* Task to complete *
Verbatim output of all the material below is required.

* Record excerpts *
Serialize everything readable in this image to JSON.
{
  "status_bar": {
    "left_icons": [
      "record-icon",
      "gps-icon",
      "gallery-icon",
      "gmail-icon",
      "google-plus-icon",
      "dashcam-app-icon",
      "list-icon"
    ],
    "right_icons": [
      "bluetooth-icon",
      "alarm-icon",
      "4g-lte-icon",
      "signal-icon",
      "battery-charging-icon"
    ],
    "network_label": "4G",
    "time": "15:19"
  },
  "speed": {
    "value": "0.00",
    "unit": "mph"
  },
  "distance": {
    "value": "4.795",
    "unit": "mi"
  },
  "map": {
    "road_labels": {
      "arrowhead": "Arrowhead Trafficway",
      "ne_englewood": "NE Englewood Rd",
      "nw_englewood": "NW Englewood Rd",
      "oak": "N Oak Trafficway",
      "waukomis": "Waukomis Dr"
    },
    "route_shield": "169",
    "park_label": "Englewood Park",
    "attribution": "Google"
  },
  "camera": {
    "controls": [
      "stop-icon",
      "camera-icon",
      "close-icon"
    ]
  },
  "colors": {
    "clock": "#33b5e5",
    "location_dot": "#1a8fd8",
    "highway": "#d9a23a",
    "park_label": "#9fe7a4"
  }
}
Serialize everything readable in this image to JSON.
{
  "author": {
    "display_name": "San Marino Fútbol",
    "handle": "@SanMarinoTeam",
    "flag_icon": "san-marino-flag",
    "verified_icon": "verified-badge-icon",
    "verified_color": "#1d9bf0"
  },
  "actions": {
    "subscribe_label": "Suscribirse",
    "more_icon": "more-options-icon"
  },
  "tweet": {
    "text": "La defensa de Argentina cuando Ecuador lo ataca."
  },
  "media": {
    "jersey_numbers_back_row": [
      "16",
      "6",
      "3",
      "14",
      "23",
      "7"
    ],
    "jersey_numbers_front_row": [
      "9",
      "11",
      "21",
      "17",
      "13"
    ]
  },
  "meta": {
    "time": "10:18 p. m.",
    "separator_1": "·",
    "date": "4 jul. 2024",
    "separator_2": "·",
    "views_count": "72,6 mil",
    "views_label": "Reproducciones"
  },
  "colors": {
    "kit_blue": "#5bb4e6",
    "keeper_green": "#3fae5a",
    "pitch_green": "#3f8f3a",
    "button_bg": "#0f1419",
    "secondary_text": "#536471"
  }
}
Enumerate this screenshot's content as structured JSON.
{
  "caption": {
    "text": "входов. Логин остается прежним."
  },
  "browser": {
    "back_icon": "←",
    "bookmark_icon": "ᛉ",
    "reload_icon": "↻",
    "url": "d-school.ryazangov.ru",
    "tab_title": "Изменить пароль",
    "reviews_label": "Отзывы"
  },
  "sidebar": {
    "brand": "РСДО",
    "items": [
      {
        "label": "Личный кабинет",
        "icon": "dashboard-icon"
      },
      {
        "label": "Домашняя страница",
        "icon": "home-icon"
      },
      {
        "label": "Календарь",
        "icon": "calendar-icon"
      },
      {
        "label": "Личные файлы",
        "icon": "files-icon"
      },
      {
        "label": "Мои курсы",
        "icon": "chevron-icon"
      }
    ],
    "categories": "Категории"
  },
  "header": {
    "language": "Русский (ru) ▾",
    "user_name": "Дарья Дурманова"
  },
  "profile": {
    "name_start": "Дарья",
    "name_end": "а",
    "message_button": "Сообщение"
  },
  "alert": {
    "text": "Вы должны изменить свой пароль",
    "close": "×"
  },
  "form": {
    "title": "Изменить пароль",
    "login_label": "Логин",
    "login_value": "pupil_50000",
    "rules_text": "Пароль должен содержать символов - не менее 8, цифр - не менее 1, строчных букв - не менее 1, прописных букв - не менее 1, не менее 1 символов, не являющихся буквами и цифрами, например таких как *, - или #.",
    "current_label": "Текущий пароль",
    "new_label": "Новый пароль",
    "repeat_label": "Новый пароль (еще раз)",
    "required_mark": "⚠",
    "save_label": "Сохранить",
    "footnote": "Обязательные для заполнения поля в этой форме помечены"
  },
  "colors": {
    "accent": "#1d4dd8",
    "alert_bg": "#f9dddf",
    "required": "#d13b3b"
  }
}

* Exercise answer *
Serialize everything readable in this image to JSON.
{
  "status_bar": {
    "left_icons": [
      "record-icon",
      "gps-icon",
      "gallery-icon",
      "gmail-icon",
      "google-plus-icon",
      "dashcam-app-icon",
      "list-icon"
    ],
    "right_icons": [
      "bluetooth-icon",
      "alarm-icon",
      "4g-lte-icon",
      "signal-icon",
      "battery-charging-icon"
    ],
    "network_label": "4G",
    "time": "15:19"
  },
  "speed": {
    "value": "0.00",
    "unit": "mph"
  },
  "distance": {
    "value": "4.795",
    "unit": "mi"
  },
  "map": {
    "road_labels": {
      "arrowhead": "Arrowhead Trafficway",
      "ne_englewood": "NE Englewood Rd",
      "nw_englewood": "NW Englewood Rd",
      "oak": "N Oak Trafficway",
      "waukomis": "Waukomis Dr"
    },
    "route_shield": "169",
    "park_label": "Englewood Park",
    "attribution": "Google"
  },
  "camera": {
    "controls": [
      "stop-icon",
      "camera-icon",
      "close-icon"
    ]
  },
  "colors": {
    "clock": "#33b5e5",
    "location_dot": "#1a8fd8",
    "highway": "#d9a23a",
    "park_label": "#9fe7a4"
  }
}
Serialize everything readable in this image to JSON.
{
  "author": {
    "display_name": "San Marino Fútbol",
    "handle": "@SanMarinoTeam",
    "flag_icon": "san-marino-flag",
    "verified_icon": "verified-badge-icon",
    "verified_color": "#1d9bf0"
  },
  "actions": {
    "subscribe_label": "Suscribirse",
    "more_icon": "more-options-icon"
  },
  "tweet": {
    "text": "La defensa de Argentina cuando Ecuador lo ataca."
  },
  "media": {
    "jersey_numbers_back_row": [
      "16",
      "6",
      "3",
      "14",
      "23",
      "7"
    ],
    "jersey_numbers_front_row": [
      "9",
      "11",
      "21",
      "17",
      "13"
    ]
  },
  "meta": {
    "time": "10:18 p. m.",
    "separator_1": "·",
    "date": "4 jul. 2024",
    "separator_2": "·",
    "views_count": "72,6 mil",
    "views_label": "Reproducciones"
  },
  "colors": {
    "kit_blue": "#5bb4e6",
    "keeper_green": "#3fae5a",
    "pitch_green": "#3f8f3a",
    "button_bg": "#0f1419",
    "secondary_text": "#536471"
  }
}
Enumerate this screenshot's content as structured JSON.
{
  "caption": {
    "text": "входов. Логин остается прежним."
  },
  "browser": {
    "back_icon": "←",
    "bookmark_icon": "ᛉ",
    "reload_icon": "↻",
    "url": "d-school.ryazangov.ru",
    "tab_title": "Изменить пароль",
    "reviews_label": "Отзывы"
  },
  "sidebar": {
    "brand": "РСДО",
    "items": [
      {
        "label": "Личный кабинет",
        "icon": "dashboard-icon"
      },
      {
        "label": "Домашняя страница",
        "icon": "home-icon"
      },
      {
        "label": "Календарь",
        "icon": "calendar-icon"
      },
      {
        "label": "Личные файлы",
        "icon": "files-icon"
      },
      {
        "label": "Мои курсы",
        "icon": "chevron-icon"
      }
    ],
    "categories": "Категории"
  },
  "header": {
    "language": "Русский (ru) ▾",
    "user_name": "Дарья Дурманова"
  },
  "profile": {
    "name_start": "Дарья",
    "name_end": "а",
    "message_button": "Сообщение"
  },
  "alert": {
    "text": "Вы должны изменить свой пароль",
    "close": "×"
  },
  "form": {
    "title": "Изменить пароль",
    "login_label": "Логин",
    "login_value": "pupil_50000",
    "rules_text": "Пароль должен содержать символов - не менее 8, цифр - не менее 1, строчных букв - не менее 1, прописных букв - не менее 1, не менее 1 символов, не являющихся буквами и цифрами, например таких как *, - или #.",
    "current_label": "Текущий пароль",
    "new_label": "Новый пароль",
    "repeat_label": "Новый пароль (еще раз)",
    "required_mark": "⚠",
    "save_label": "Сохранить",
    "footnote": "Обязательные для заполнения поля в этой форме помечены"
  },
  "colors": {
    "accent": "#1d4dd8",
    "alert_bg": "#f9dddf",
    "required": "#d13b3b"
  }
}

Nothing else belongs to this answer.